== INPUT DATA ==

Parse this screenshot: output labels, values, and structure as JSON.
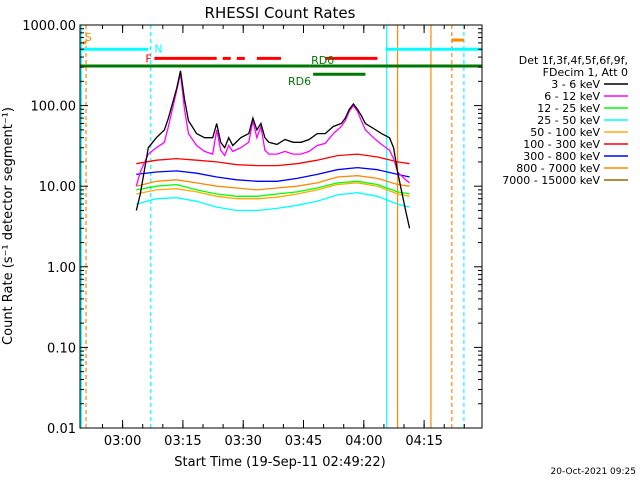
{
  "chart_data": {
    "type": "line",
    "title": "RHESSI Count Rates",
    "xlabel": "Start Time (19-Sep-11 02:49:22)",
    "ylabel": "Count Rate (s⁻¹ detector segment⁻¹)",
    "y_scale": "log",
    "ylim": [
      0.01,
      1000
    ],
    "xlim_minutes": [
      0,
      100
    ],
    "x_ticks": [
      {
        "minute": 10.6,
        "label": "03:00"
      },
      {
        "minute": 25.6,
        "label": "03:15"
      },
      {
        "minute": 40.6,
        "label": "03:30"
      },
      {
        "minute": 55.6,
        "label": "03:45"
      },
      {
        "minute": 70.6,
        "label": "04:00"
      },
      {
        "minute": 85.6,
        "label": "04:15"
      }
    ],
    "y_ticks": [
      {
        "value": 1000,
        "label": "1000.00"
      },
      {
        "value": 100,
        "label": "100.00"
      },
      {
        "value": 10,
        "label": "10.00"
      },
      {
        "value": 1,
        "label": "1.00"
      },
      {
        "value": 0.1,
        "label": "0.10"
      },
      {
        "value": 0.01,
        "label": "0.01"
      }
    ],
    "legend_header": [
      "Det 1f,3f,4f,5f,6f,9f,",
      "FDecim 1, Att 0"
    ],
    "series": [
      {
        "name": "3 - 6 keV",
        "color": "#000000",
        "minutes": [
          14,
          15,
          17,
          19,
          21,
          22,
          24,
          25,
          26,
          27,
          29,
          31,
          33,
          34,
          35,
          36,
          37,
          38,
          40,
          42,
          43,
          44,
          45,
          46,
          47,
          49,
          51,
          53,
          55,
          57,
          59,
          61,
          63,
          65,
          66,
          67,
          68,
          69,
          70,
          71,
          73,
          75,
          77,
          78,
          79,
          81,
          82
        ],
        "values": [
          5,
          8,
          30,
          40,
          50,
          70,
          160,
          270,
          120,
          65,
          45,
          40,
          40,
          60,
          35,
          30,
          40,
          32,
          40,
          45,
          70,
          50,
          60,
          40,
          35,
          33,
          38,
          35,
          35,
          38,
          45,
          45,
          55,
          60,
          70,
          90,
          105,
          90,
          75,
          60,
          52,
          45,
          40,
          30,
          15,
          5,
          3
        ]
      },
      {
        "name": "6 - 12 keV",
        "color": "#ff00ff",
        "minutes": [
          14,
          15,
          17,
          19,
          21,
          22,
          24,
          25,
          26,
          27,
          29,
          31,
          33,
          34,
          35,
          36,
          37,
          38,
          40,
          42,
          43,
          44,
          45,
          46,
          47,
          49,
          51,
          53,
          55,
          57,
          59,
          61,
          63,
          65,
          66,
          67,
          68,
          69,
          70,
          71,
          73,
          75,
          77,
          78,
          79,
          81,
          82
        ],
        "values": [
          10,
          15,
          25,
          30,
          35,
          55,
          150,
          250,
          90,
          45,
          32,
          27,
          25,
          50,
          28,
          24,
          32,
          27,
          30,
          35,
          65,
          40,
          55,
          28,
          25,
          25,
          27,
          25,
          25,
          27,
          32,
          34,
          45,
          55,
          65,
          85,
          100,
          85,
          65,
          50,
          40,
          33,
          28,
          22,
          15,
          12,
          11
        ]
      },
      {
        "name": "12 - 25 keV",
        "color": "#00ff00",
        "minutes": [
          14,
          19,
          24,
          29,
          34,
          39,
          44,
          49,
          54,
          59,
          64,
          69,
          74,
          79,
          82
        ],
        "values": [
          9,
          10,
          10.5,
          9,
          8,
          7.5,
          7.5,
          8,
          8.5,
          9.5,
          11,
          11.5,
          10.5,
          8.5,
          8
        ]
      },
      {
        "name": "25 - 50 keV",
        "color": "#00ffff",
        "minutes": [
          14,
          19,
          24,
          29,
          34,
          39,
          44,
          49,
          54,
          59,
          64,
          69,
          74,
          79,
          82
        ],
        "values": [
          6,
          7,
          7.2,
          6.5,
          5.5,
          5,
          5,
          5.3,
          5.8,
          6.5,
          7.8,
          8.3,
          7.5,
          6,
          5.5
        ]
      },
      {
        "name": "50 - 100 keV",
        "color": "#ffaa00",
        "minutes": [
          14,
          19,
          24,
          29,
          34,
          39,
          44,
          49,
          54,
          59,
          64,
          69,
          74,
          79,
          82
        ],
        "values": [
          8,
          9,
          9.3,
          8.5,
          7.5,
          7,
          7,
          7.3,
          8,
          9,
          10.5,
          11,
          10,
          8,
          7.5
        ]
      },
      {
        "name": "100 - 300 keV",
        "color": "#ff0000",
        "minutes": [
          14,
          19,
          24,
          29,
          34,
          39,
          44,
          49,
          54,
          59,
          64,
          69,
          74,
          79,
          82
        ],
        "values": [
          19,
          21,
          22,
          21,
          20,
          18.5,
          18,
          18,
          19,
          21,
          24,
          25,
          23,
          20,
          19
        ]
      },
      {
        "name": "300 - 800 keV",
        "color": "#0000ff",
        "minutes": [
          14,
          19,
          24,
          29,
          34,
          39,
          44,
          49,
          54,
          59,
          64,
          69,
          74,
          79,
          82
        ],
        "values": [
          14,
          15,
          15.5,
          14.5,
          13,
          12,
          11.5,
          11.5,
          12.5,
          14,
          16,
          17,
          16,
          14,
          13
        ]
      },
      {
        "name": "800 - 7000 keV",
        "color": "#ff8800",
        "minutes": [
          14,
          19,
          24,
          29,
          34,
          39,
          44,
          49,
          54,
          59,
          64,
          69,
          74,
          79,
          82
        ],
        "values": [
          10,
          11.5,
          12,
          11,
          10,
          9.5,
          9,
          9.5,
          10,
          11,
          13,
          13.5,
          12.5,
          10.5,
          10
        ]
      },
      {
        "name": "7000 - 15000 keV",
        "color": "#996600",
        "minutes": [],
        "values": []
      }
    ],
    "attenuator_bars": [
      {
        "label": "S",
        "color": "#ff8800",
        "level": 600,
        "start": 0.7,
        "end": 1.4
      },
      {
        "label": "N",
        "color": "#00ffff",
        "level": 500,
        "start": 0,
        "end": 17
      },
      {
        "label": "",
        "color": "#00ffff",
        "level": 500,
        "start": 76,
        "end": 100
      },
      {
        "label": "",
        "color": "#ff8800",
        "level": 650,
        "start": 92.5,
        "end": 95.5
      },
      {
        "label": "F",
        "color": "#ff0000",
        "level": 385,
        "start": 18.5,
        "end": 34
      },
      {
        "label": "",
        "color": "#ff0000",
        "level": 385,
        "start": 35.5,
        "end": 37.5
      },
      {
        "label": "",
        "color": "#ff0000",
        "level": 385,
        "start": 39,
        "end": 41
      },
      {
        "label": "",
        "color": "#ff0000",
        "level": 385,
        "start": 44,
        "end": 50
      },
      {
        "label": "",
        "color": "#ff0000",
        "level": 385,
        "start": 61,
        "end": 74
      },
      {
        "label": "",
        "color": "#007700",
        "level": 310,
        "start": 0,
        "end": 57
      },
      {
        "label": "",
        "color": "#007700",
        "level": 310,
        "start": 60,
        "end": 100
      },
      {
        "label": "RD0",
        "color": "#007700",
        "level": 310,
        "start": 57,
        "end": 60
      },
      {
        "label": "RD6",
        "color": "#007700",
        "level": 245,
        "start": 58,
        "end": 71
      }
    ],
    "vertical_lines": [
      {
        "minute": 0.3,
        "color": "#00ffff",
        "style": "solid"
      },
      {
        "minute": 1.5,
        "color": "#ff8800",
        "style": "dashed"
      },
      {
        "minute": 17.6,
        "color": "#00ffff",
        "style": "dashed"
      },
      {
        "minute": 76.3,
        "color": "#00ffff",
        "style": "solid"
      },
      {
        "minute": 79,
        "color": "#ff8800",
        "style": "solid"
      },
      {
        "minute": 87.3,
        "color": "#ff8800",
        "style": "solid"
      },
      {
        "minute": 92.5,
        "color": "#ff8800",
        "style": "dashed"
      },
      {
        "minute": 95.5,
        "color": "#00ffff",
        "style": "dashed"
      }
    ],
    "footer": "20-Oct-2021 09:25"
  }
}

===

Give the number of lines in the records that contain the string "Count", and nothing besides.

> **ANSWER FOR THE TASK**
2